*Daftar Tugas*:
1/ Terjemahkan kalimat ini dari teks tentang Ibnu Battuta di Pasai ke dalam bahasa Inggris: "Mazhab Syafii dianut oleh sang sultan dan rakyatnya."
2/ Teruskan teks tentang Ibnu Battuta di Pasai dengan beberapa kalimat yang menyambung langsung setelah kalimat terakhirnya.

*Teks Dokumen*:

Ia menyebut Pulau Sumatera sebagai Pulau Jawa, suatu penyebutan yang lazim di zamannya mengingat kala itu istilah Jawa mengacu pada seluruh Kepulauan Nusantara dan tidak hanya terbatas pada Pulau Jawa seperti yang dipahami pada masa sekarang. Komentar pertama Ibnu Battuta tentang Sumatera mencerminkan kekagumannya pada keindahan alam wilayah ini. Menurutnya, alam Sumatera hijau dan subur, dan ia menyebutkan berbagai jenis tanaman yang banyak ditemukan di pulau itu, seperti kelapa, pinang, cengkeh, mangga, jambu, dan jeruk.
Selama 15 hari berada di Pasai, Ibnu Battuta menaruh perhatian pada kebiasaan hidup masyarakat di Pasai. Yang menarik perhatiannya adalah bagaimana ia sebagai seorang tamu dari jauh disambut dan dijamu. Saat rombongannya berlabuh di pantai, penduduk setempat membawakan berbagai jenis buah-buahan sebagai hadiah yang mesti direspon para tamu sesuai dengan nilainya.
Kedatangannya diberitahukan kepada sultan Pasai, dan ia beserta rombongan mendapat izin untuk turun ke darat. Dengan kuda rombongannya menempuh perjalanan menuju pusat kota. Terdapat dinding kayu di kota itu. Menara-menara kayu juga tampak di berbagai posisi. Masjid dan lapangan terbuka (alun-alun) juga ada, dan terletak di pusat kota. Ibnu Battuta memuji kotanya sultan itu, yang ia nilai luas dan indah.
Ibnu Battuta mengamati kehidupan keagamaan orang yang disebutnya sebagai ‘sultan Jawa’ itu. Ia menuliskan nama Islam sang sutan, Sultan al-Malik az-Zahir. Sultan yang dimaksudnya adalah Sultan Mahmud Malik az-Zahir, yang berkuasa di Samudera Pasai sekitar tahun 1346-1383. Ibnu Battuta terkesan dengan sang sultan, yang disebutnya sebagai sosok yang sangat dihormati, terbuka dan rendah hati.
Mazhab Syafii dianut oleh sang sultan dan rakyatnya. Sejumlah ahli agama menjadi tempat bertanya sultan tentang soal-soal keagamaan. Di antara mereka ada Qadi Sharif Amir Sayyid dari Suriah dan Taj al-Din dari Isfahan. Sang Sultan pergi menuju ke masjid dengan berjalan kaki untuk menunaikan shalat Jumat.
Ibnu Battuta sendiri tak hanya mengamati bagaimana shalat Jumat diselenggarakan, namun ia juga menjadi jamaah Jumat di sana. Ibnu Battuta mencatat bahwa dalam berbagai kesempatan lain, sang sultan dan rakyatnya berperang dengan kaum kafir. Kaum kafir yang kalah kemudian menyerahkan jizyah kepada sang sultan.

Entri tata letak spasial:
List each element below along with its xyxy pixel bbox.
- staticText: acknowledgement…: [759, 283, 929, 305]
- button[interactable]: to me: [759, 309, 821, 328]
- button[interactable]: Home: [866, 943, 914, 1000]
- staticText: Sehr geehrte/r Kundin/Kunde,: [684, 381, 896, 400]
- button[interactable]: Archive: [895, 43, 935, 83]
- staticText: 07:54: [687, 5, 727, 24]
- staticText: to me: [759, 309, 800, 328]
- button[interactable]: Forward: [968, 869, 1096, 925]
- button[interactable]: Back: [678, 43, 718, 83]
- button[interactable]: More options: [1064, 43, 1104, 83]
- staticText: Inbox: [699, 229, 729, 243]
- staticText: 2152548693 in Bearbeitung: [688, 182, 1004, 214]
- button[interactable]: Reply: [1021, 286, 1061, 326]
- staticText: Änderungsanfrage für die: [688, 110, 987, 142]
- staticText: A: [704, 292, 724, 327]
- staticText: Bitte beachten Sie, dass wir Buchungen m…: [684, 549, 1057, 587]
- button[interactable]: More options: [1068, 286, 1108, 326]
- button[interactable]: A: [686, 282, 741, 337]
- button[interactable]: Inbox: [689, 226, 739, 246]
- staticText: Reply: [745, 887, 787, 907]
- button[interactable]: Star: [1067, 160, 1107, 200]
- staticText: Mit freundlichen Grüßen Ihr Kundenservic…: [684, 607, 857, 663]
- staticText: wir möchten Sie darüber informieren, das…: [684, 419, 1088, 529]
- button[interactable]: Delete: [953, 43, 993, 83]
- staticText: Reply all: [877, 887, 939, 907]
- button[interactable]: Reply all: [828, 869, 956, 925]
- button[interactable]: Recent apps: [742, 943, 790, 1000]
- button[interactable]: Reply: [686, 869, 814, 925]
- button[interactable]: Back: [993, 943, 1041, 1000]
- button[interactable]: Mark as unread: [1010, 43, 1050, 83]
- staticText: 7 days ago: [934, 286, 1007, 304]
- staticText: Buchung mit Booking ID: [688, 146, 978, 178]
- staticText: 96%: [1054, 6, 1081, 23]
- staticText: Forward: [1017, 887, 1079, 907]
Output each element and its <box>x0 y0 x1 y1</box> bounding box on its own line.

* * *

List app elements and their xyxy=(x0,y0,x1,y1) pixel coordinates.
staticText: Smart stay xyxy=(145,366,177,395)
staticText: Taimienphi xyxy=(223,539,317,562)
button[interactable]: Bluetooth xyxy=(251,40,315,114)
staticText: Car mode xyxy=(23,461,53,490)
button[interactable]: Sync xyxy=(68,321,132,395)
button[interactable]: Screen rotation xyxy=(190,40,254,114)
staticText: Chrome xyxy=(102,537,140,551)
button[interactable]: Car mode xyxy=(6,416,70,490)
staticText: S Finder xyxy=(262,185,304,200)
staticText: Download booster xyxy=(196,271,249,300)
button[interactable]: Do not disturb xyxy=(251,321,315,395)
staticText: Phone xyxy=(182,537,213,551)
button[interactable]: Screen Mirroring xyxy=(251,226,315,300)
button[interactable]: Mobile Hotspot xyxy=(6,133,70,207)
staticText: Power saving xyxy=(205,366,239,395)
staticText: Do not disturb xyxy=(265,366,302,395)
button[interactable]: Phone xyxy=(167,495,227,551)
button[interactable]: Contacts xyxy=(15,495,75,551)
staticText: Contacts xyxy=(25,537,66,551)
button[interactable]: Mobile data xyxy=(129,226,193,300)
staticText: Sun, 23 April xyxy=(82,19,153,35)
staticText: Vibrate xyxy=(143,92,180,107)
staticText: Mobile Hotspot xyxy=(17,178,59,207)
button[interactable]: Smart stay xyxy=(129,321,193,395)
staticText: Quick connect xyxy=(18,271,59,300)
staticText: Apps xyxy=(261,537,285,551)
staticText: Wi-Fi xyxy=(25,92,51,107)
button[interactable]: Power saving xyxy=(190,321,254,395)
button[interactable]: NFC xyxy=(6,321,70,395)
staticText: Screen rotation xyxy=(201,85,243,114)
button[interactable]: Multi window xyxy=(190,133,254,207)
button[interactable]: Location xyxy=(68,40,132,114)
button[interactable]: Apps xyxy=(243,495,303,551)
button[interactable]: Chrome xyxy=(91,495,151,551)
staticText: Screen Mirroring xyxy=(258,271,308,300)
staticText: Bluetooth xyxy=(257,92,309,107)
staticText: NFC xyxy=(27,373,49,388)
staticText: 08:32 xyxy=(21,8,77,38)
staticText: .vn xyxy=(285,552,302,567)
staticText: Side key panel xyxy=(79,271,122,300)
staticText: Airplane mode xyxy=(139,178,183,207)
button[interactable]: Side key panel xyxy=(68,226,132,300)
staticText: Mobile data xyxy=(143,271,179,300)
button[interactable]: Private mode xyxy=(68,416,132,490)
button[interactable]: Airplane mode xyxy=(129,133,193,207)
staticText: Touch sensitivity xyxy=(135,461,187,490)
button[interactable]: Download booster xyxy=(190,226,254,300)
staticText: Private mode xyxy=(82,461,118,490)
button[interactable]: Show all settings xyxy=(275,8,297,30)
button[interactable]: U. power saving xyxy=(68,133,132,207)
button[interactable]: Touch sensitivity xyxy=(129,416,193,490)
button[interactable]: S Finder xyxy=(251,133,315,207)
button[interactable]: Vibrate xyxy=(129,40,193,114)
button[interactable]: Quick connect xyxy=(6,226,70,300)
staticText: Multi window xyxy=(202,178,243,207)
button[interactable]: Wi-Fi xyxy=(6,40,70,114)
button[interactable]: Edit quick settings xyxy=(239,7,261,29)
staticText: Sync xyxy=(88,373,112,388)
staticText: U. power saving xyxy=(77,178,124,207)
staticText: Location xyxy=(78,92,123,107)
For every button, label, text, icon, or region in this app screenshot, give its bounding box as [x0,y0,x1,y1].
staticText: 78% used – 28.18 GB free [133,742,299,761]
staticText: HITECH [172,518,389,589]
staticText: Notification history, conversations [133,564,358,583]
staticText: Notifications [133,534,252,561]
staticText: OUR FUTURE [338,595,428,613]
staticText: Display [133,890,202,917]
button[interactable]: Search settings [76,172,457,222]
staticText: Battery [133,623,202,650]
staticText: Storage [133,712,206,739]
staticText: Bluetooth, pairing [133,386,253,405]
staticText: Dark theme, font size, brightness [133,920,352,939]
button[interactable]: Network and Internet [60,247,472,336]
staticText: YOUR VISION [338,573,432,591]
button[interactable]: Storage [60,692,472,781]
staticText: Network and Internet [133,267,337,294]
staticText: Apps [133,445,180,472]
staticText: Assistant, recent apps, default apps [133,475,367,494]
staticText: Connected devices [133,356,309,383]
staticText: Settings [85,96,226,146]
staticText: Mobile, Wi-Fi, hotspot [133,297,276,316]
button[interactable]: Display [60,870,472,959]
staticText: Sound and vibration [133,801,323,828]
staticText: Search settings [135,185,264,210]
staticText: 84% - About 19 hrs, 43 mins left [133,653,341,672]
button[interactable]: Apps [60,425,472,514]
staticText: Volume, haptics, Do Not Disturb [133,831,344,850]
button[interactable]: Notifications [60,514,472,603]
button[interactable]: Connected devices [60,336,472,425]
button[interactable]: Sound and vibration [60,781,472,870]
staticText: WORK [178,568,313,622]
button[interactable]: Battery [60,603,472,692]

*Jawaban Latihan*:
1/ The Shafi'i school of thought was followed by the sultan and his people.

2/
Ibnu Battuta menceritakan dengan rinci pengalamannya ketika pertama kali menginjakkan kaki di istana Sultan al-Malik az-Zahir. Ketika memasuki ruang pertemuan istana, ia ditemui oleh utusan sultan, yang kemudian menyalaminya. Untuk memberi tahu sultan bahwa tamunya sudah tiba di istana, sang utusan membuat sebuah catatan di kertas yang kemudian dibawa oleh pelayan kepada sang sultan.
Sambil menunggu jawaban dari sultan (yang menurut kebiasaan akan ditulis di bagian belakang kertas itu), beberapa pakaian yang terbuat dari berbagai bahan seperti sutra, katun dan linen dibawakan kepada para tamu itu. Setelah berganti pakaian sesuai dengan gaya lokal, makanan pun disajikan. Para tamu dibawa ke taman dan di sana beberapa pelayan ditunjuk untuk membantu kebutuhan mereka selama di istana.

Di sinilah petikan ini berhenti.